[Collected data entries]
........
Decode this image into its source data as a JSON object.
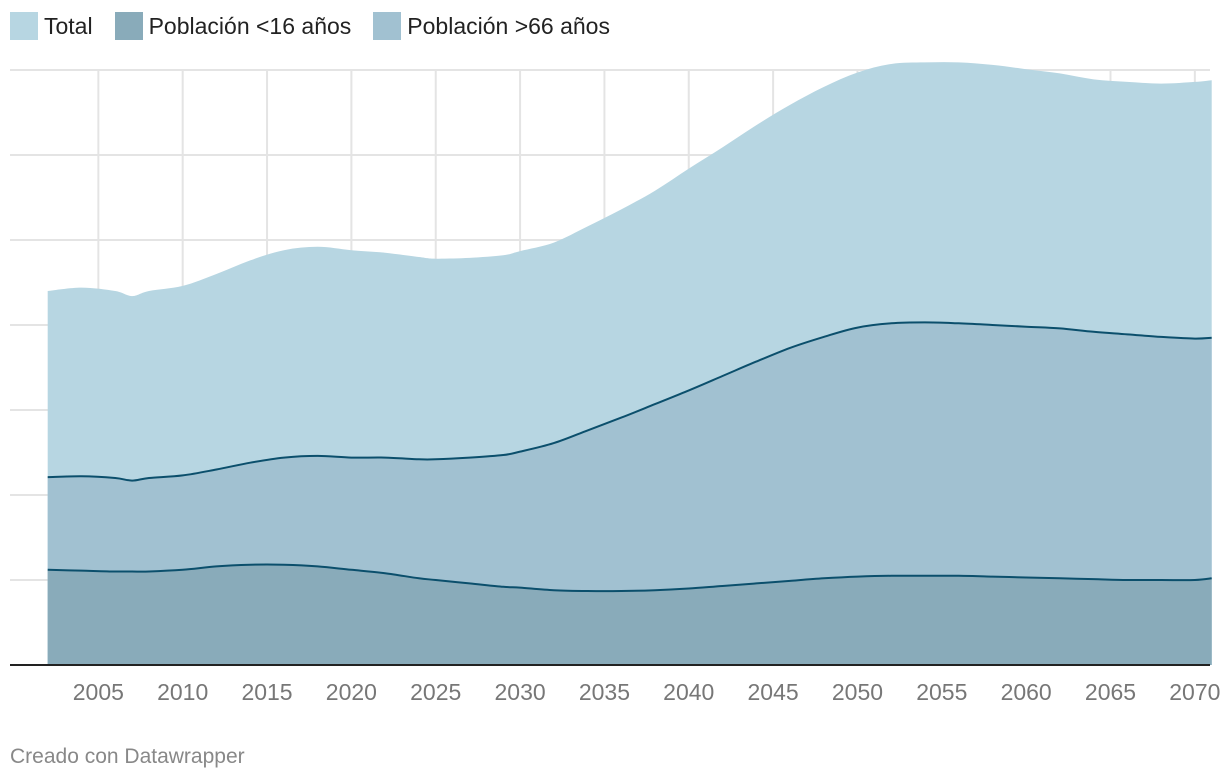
{
  "legend": {
    "total_label": "Total",
    "under16_label": "Población <16 años",
    "over66_label": "Población >66 años"
  },
  "footer": {
    "credit": "Creado con Datawrapper"
  },
  "colors": {
    "total": "#b7d6e2",
    "over66": "#a1c1d1",
    "under16": "#89abba",
    "line": "#0b4f6c",
    "grid": "#e4e4e4",
    "axis": "#222222",
    "tick_text": "#777777"
  },
  "chart_data": {
    "type": "area",
    "stacked": true,
    "x_tick_labels": [
      "2005",
      "2010",
      "2015",
      "2020",
      "2025",
      "2030",
      "2035",
      "2040",
      "2045",
      "2050",
      "2055",
      "2060",
      "2065",
      "2070"
    ],
    "x": [
      2002,
      2004,
      2006,
      2007,
      2008,
      2010,
      2012,
      2014,
      2016,
      2018,
      2020,
      2022,
      2024,
      2025,
      2027,
      2029,
      2030,
      2032,
      2034,
      2036,
      2038,
      2040,
      2042,
      2044,
      2046,
      2048,
      2050,
      2052,
      2054,
      2056,
      2058,
      2060,
      2062,
      2064,
      2066,
      2068,
      2070,
      2071
    ],
    "ylim": [
      0,
      7
    ],
    "grid": "horizontal and vertical",
    "legend_position": "top-left",
    "series": [
      {
        "name": "Población <16 años",
        "values": [
          1.12,
          1.11,
          1.1,
          1.1,
          1.1,
          1.12,
          1.16,
          1.18,
          1.18,
          1.16,
          1.12,
          1.08,
          1.02,
          1,
          0.96,
          0.92,
          0.91,
          0.88,
          0.87,
          0.87,
          0.88,
          0.9,
          0.93,
          0.96,
          0.99,
          1.02,
          1.04,
          1.05,
          1.05,
          1.05,
          1.04,
          1.03,
          1.02,
          1.01,
          1,
          1,
          1,
          1.02
        ]
      },
      {
        "name": "Población >66 años",
        "values": [
          1.09,
          1.11,
          1.1,
          1.07,
          1.1,
          1.11,
          1.14,
          1.2,
          1.26,
          1.3,
          1.32,
          1.36,
          1.4,
          1.42,
          1.48,
          1.55,
          1.6,
          1.73,
          1.89,
          2.04,
          2.19,
          2.33,
          2.47,
          2.61,
          2.74,
          2.84,
          2.93,
          2.97,
          2.98,
          2.97,
          2.96,
          2.95,
          2.94,
          2.91,
          2.89,
          2.86,
          2.84,
          2.83
        ]
      },
      {
        "name": "Total",
        "values": [
          2.19,
          2.22,
          2.2,
          2.17,
          2.2,
          2.23,
          2.3,
          2.38,
          2.44,
          2.46,
          2.44,
          2.41,
          2.38,
          2.36,
          2.35,
          2.35,
          2.36,
          2.36,
          2.4,
          2.45,
          2.51,
          2.61,
          2.69,
          2.78,
          2.86,
          2.94,
          3,
          3.05,
          3.06,
          3.07,
          3.06,
          3.03,
          3,
          2.97,
          2.97,
          2.98,
          3.02,
          3.03
        ]
      }
    ]
  }
}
........
• [Written request]:
Which lines of the data include "Población"? Copy each of them.

• [Solution]:
    "under16_label": "Población <16 años",
    "over66_label": "Población >66 años"
        "name": "Población <16 años",
        "name": "Población >66 años",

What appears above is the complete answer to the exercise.